Only the number is wanted: tally the lines below that contain the word "watermark".

(Stored data entries)
━━━━━━

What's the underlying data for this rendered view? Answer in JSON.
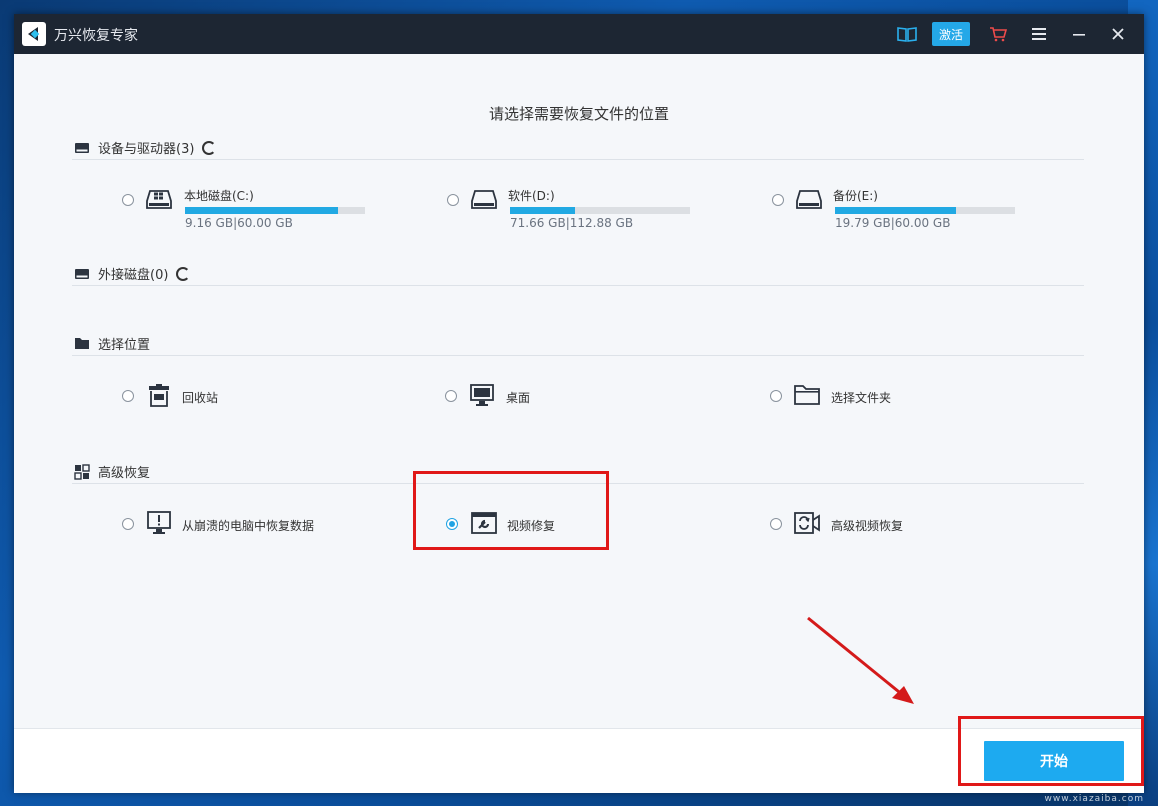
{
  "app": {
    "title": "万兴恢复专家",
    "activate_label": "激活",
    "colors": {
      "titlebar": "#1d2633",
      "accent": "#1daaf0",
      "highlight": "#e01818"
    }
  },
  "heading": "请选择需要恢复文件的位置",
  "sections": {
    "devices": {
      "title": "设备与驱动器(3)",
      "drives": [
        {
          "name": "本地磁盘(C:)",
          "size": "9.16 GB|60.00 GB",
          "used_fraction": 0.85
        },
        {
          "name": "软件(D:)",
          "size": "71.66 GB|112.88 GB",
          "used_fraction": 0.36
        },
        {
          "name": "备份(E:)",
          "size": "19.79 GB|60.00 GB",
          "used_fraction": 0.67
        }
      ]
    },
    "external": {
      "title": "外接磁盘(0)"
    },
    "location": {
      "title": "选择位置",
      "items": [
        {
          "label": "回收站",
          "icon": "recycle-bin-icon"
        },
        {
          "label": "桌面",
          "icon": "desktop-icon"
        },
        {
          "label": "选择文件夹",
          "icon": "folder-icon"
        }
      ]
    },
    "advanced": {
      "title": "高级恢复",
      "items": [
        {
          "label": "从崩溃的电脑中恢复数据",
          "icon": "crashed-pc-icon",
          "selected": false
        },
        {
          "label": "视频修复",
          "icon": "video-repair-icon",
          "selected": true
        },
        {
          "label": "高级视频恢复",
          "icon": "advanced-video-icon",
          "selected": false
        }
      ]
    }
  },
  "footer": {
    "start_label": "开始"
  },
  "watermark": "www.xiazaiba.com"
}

━━━━━━

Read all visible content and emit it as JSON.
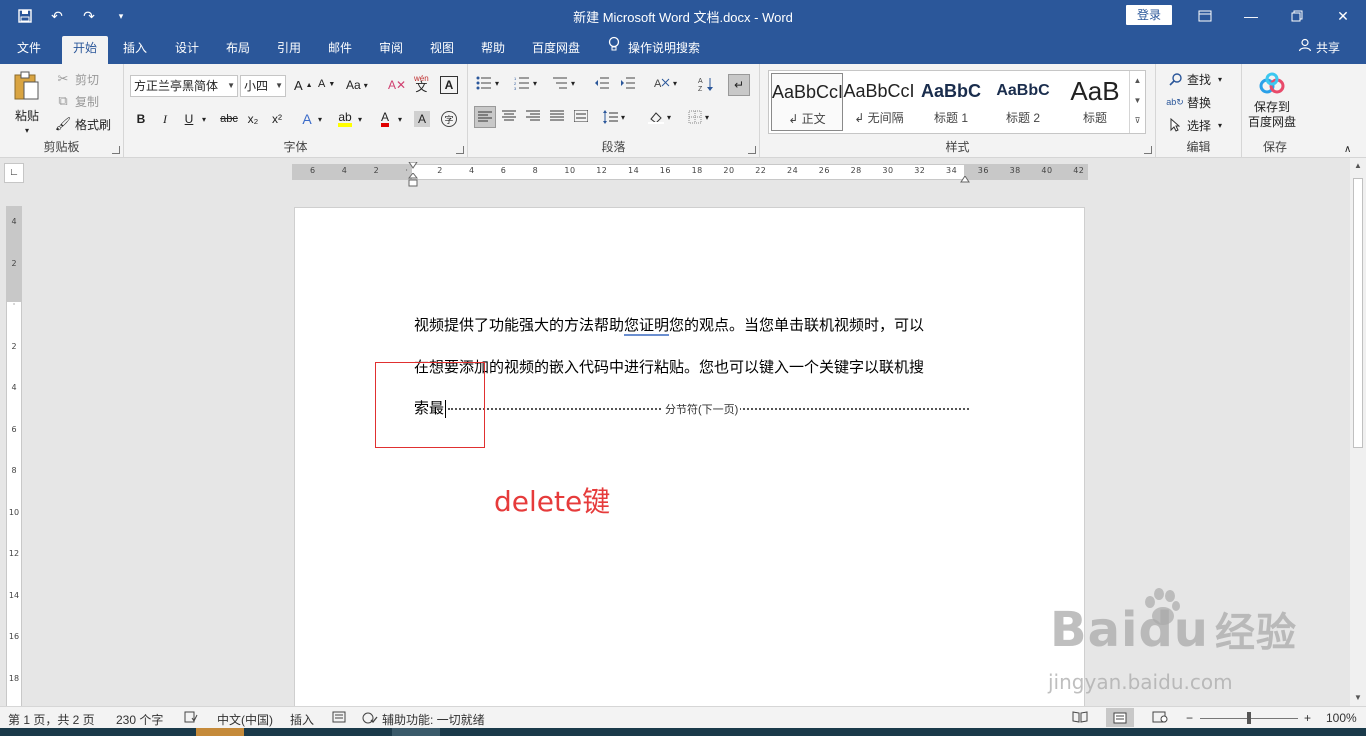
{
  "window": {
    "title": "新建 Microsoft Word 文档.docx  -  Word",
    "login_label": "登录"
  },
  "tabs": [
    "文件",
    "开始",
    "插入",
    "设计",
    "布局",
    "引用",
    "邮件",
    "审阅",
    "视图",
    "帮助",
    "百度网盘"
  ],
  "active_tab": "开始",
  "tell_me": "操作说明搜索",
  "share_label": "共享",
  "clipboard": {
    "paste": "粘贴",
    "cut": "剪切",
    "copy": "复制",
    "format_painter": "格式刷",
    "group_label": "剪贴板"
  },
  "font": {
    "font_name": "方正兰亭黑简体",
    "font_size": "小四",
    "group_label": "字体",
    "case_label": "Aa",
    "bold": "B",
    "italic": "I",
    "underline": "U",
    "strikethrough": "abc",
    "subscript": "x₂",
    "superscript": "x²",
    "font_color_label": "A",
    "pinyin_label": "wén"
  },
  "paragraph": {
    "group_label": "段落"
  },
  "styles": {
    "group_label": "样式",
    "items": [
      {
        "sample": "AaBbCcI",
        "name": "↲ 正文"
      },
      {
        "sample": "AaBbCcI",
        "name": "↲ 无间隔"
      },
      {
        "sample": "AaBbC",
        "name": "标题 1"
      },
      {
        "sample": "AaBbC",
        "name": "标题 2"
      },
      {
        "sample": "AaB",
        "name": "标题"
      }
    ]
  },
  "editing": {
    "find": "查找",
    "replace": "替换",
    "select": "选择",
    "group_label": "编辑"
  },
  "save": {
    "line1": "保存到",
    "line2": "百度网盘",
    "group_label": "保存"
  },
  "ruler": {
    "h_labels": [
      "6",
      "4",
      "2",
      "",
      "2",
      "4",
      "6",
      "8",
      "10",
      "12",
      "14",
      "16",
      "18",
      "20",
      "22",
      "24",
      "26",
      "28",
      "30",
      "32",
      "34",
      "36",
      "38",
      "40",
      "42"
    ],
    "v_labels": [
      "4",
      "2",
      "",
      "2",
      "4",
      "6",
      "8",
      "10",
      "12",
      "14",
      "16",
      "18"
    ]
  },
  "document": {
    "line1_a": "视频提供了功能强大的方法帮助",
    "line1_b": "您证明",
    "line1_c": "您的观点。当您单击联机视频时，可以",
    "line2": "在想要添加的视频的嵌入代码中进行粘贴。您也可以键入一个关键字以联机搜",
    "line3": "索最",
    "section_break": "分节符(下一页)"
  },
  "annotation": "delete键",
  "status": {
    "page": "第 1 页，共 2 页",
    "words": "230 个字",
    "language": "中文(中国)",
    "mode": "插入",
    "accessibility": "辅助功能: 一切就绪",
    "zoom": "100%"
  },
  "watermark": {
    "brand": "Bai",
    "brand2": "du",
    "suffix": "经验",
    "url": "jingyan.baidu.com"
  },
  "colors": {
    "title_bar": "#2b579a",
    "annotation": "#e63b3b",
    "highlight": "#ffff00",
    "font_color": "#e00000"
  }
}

━━━━━━

* Answer to the task: 2